### Given task
With the pictures left out, write out exactly the lines from the one containing "Type out the text in this image." through the end.

○ ○ ○

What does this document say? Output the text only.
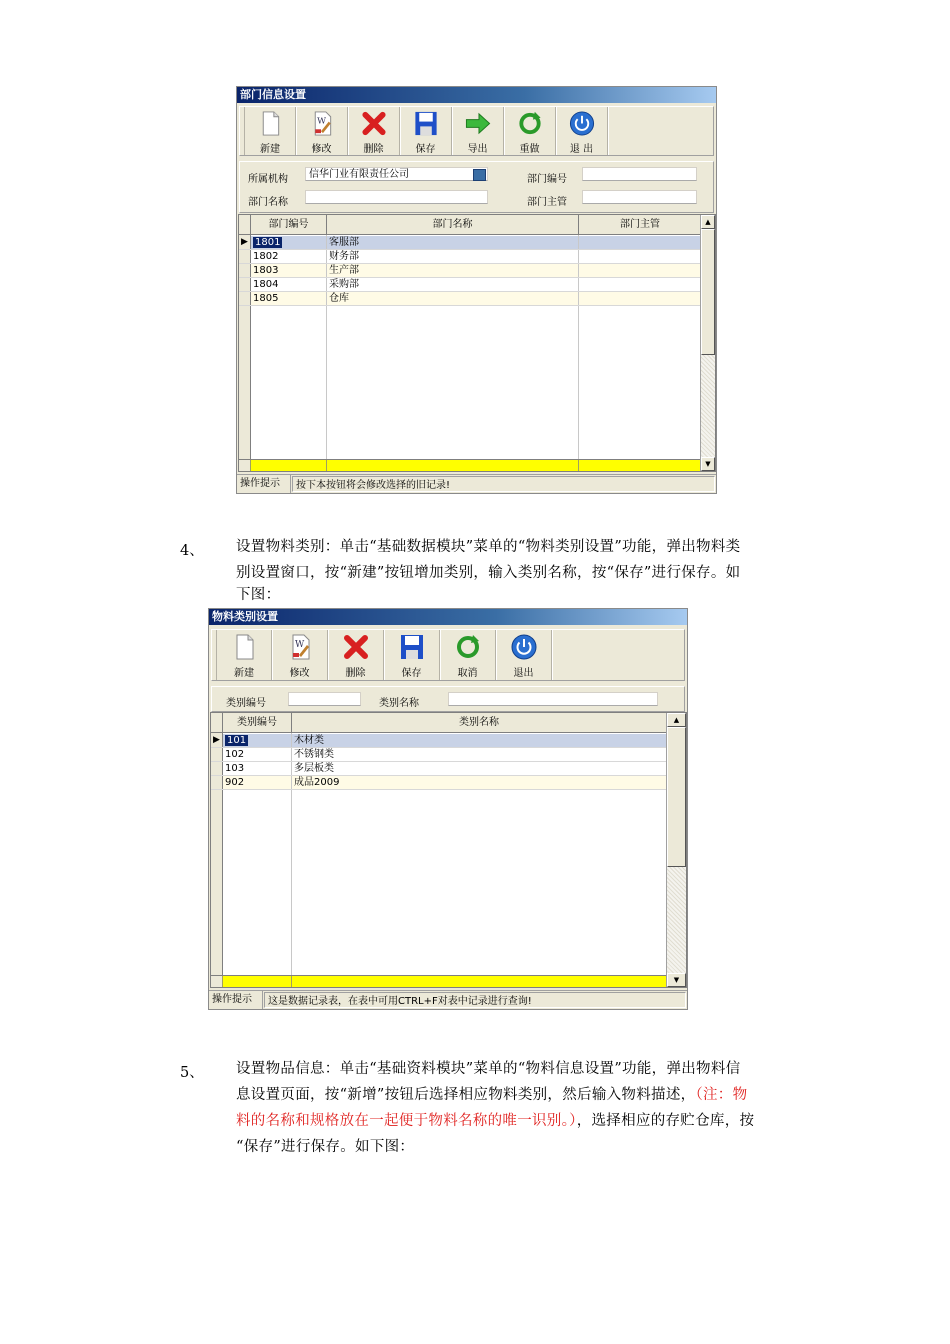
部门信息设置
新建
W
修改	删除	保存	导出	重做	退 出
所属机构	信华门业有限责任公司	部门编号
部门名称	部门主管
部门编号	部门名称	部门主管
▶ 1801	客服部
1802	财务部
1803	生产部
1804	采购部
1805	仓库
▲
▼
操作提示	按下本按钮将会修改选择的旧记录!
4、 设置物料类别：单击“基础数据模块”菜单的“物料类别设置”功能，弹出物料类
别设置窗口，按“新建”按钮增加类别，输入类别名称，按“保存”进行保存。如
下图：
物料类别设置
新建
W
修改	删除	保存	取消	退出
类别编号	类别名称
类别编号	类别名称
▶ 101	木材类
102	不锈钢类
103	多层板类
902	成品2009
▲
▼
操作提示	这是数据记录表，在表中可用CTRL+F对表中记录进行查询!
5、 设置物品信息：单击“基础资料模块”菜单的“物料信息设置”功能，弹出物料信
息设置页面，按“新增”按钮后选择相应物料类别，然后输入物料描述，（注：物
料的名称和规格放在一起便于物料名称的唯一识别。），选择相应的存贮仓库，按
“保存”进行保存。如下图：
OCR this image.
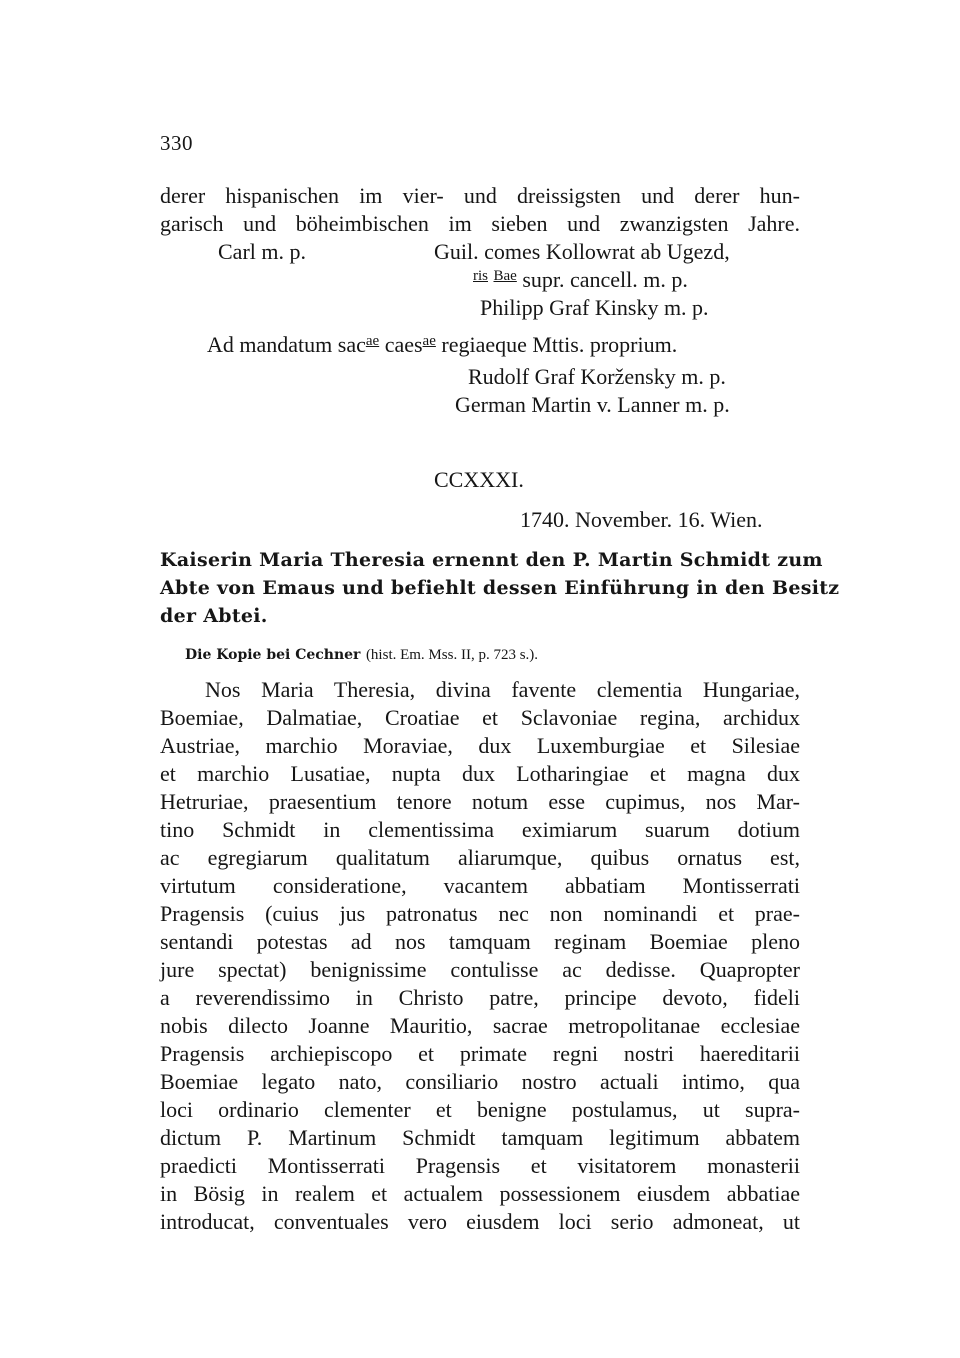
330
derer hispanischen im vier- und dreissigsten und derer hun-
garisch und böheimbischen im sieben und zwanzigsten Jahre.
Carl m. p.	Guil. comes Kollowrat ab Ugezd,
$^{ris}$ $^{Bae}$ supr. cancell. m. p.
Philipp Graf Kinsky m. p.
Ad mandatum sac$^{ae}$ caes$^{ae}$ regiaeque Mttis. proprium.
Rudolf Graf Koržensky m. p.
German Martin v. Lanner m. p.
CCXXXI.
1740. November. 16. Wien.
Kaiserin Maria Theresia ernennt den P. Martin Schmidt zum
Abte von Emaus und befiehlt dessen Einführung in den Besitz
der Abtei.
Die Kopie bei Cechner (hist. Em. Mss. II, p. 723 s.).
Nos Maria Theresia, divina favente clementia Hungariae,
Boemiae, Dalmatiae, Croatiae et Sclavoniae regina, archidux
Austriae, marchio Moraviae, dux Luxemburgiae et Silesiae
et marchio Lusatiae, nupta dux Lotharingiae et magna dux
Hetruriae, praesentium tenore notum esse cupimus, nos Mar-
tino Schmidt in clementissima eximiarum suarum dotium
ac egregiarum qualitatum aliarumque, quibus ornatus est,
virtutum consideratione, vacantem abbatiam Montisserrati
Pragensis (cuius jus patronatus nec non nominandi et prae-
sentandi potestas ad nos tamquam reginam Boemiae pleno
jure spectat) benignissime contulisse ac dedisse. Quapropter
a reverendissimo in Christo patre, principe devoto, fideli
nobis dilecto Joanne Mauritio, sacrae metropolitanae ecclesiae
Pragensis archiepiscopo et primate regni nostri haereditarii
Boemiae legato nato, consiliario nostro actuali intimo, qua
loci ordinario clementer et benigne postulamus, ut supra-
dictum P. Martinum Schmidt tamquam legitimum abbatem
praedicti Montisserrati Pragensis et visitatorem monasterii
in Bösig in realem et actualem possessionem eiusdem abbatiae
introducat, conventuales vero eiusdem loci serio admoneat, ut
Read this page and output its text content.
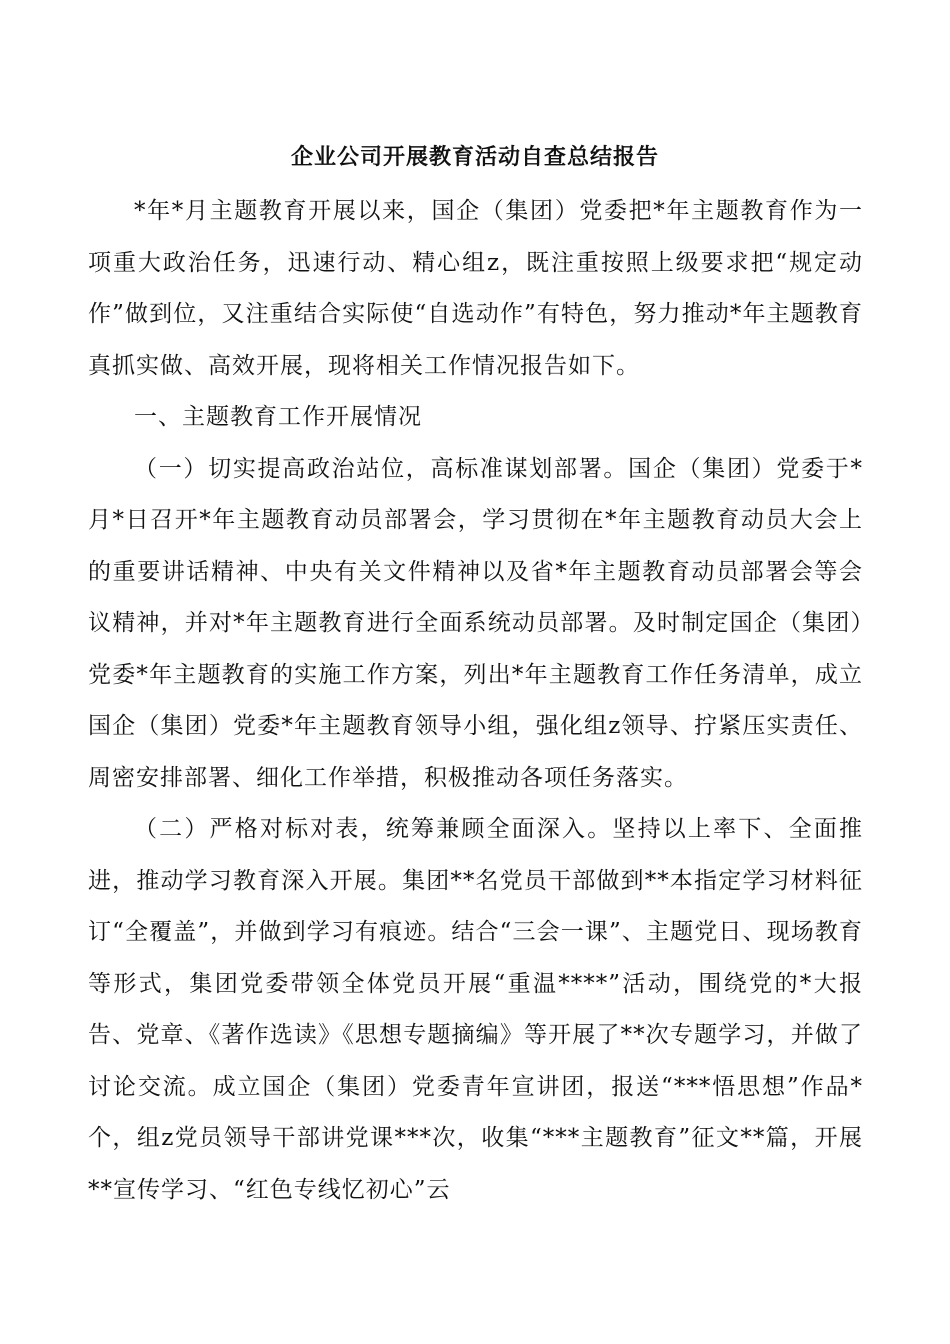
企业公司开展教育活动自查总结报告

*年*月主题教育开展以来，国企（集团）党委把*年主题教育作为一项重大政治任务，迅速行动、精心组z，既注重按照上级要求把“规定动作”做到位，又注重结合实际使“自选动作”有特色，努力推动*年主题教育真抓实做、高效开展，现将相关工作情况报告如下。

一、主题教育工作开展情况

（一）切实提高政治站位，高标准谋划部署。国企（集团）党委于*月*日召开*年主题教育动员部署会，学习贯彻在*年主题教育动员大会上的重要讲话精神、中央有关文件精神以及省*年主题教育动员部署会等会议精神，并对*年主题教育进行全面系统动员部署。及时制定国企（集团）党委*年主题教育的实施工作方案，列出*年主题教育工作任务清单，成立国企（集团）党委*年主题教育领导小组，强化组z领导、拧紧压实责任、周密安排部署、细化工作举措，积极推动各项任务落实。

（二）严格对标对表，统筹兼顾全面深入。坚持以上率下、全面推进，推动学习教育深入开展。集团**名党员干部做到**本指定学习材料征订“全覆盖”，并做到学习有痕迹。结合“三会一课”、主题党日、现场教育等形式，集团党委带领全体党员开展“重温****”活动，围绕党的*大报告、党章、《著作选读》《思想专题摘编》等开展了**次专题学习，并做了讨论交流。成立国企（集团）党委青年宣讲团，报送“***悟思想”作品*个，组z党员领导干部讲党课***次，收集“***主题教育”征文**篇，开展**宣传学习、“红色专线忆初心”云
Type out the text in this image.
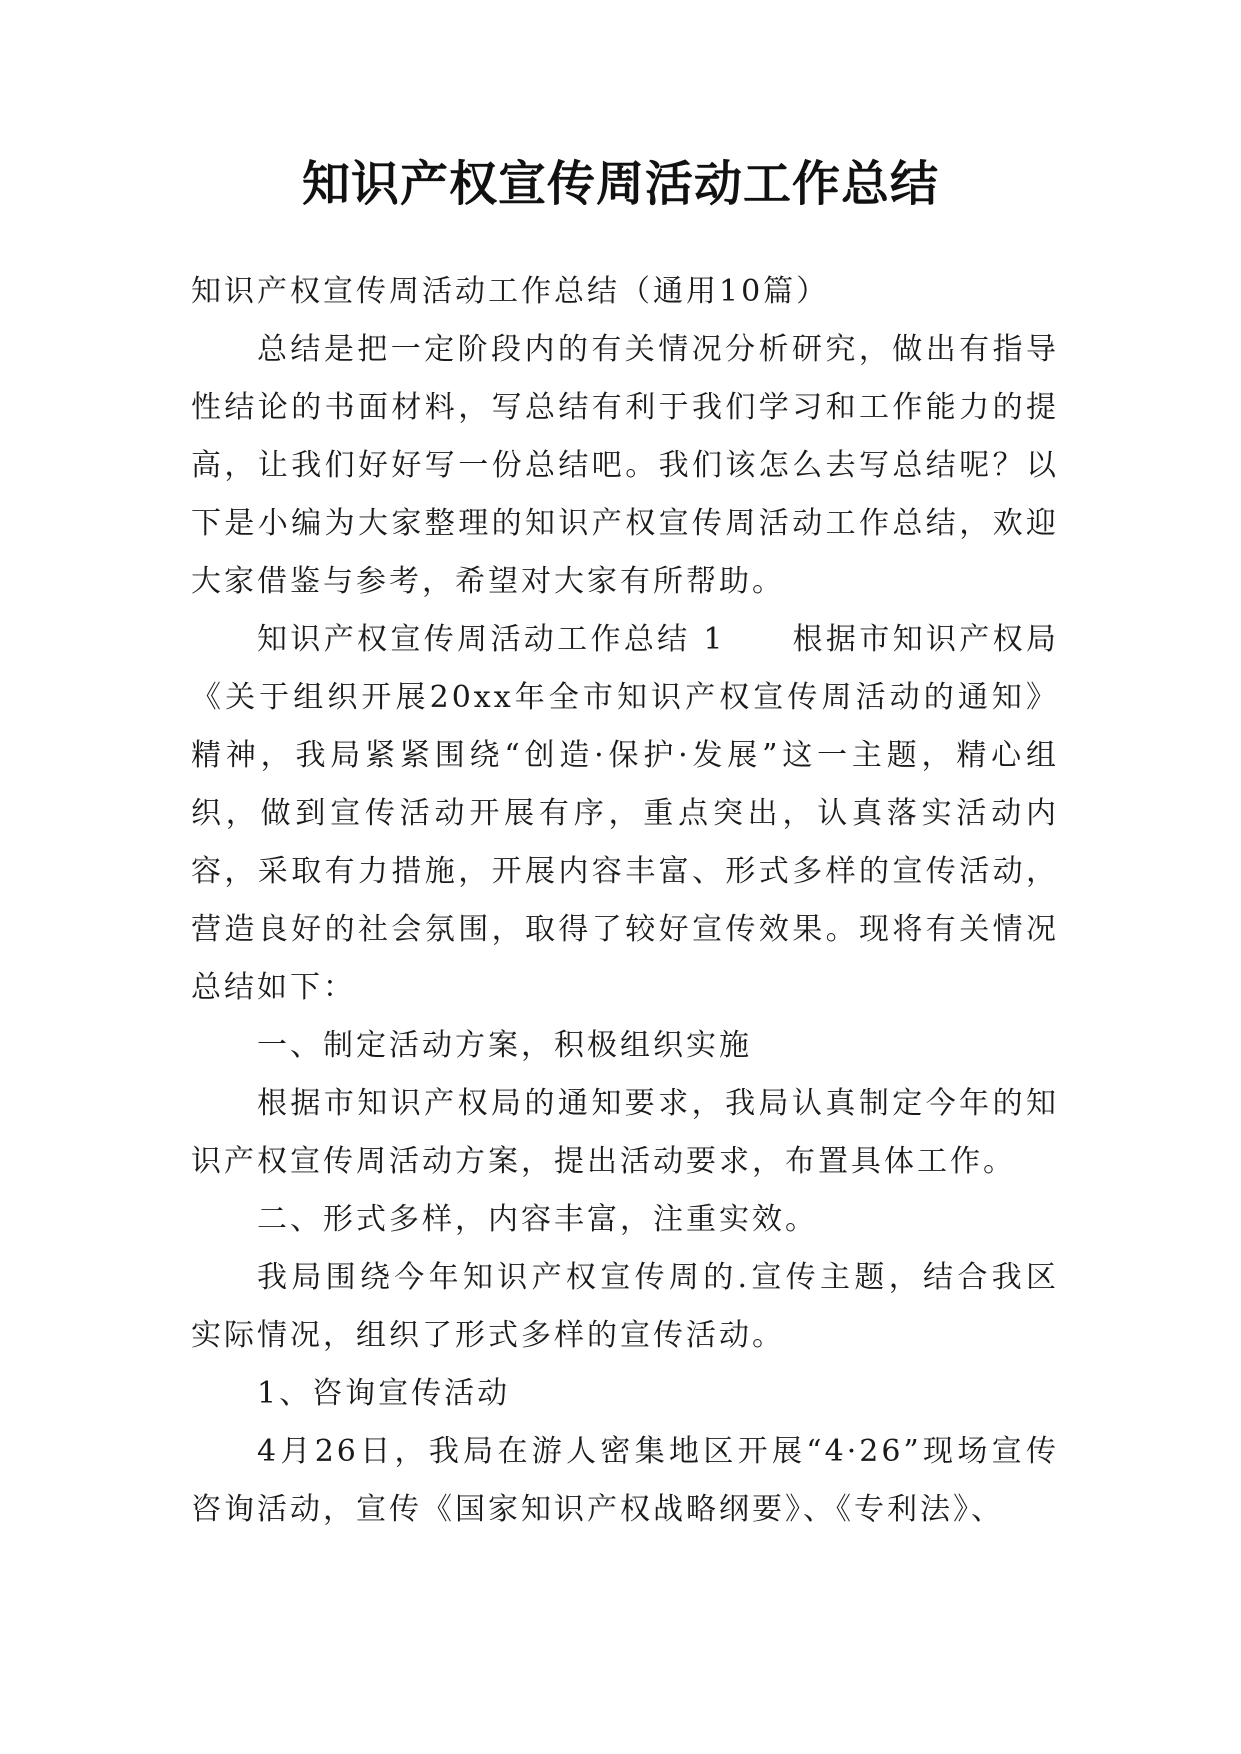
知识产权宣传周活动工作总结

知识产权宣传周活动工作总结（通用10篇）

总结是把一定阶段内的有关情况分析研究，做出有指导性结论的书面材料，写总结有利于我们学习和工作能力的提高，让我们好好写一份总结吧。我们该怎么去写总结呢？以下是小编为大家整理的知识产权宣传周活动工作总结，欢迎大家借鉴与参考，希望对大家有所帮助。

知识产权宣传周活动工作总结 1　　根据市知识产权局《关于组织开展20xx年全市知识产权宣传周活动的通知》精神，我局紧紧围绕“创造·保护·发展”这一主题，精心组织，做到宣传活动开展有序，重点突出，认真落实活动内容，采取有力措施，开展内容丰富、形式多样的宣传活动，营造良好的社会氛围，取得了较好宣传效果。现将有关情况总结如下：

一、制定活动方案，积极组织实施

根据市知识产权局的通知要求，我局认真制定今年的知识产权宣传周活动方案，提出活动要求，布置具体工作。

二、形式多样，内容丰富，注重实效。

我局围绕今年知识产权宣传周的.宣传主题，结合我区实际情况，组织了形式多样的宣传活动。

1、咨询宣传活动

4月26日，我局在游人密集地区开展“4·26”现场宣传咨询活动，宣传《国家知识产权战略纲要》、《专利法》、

○ ○ ○

### The answer
Type out the text in this image.
知识产权宣传周活动工作总结

知识产权宣传周活动工作总结（通用10篇）

总结是把一定阶段内的有关情况分析研究，做出有指导性结论的书面材料，写总结有利于我们学习和工作能力的提高，让我们好好写一份总结吧。我们该怎么去写总结呢？以下是小编为大家整理的知识产权宣传周活动工作总结，欢迎大家借鉴与参考，希望对大家有所帮助。

知识产权宣传周活动工作总结 1　　根据市知识产权局《关于组织开展20xx年全市知识产权宣传周活动的通知》精神，我局紧紧围绕“创造·保护·发展”这一主题，精心组织，做到宣传活动开展有序，重点突出，认真落实活动内容，采取有力措施，开展内容丰富、形式多样的宣传活动，营造良好的社会氛围，取得了较好宣传效果。现将有关情况总结如下：

一、制定活动方案，积极组织实施

根据市知识产权局的通知要求，我局认真制定今年的知识产权宣传周活动方案，提出活动要求，布置具体工作。

二、形式多样，内容丰富，注重实效。

我局围绕今年知识产权宣传周的.宣传主题，结合我区实际情况，组织了形式多样的宣传活动。

1、咨询宣传活动

4月26日，我局在游人密集地区开展“4·26”现场宣传咨询活动，宣传《国家知识产权战略纲要》、《专利法》、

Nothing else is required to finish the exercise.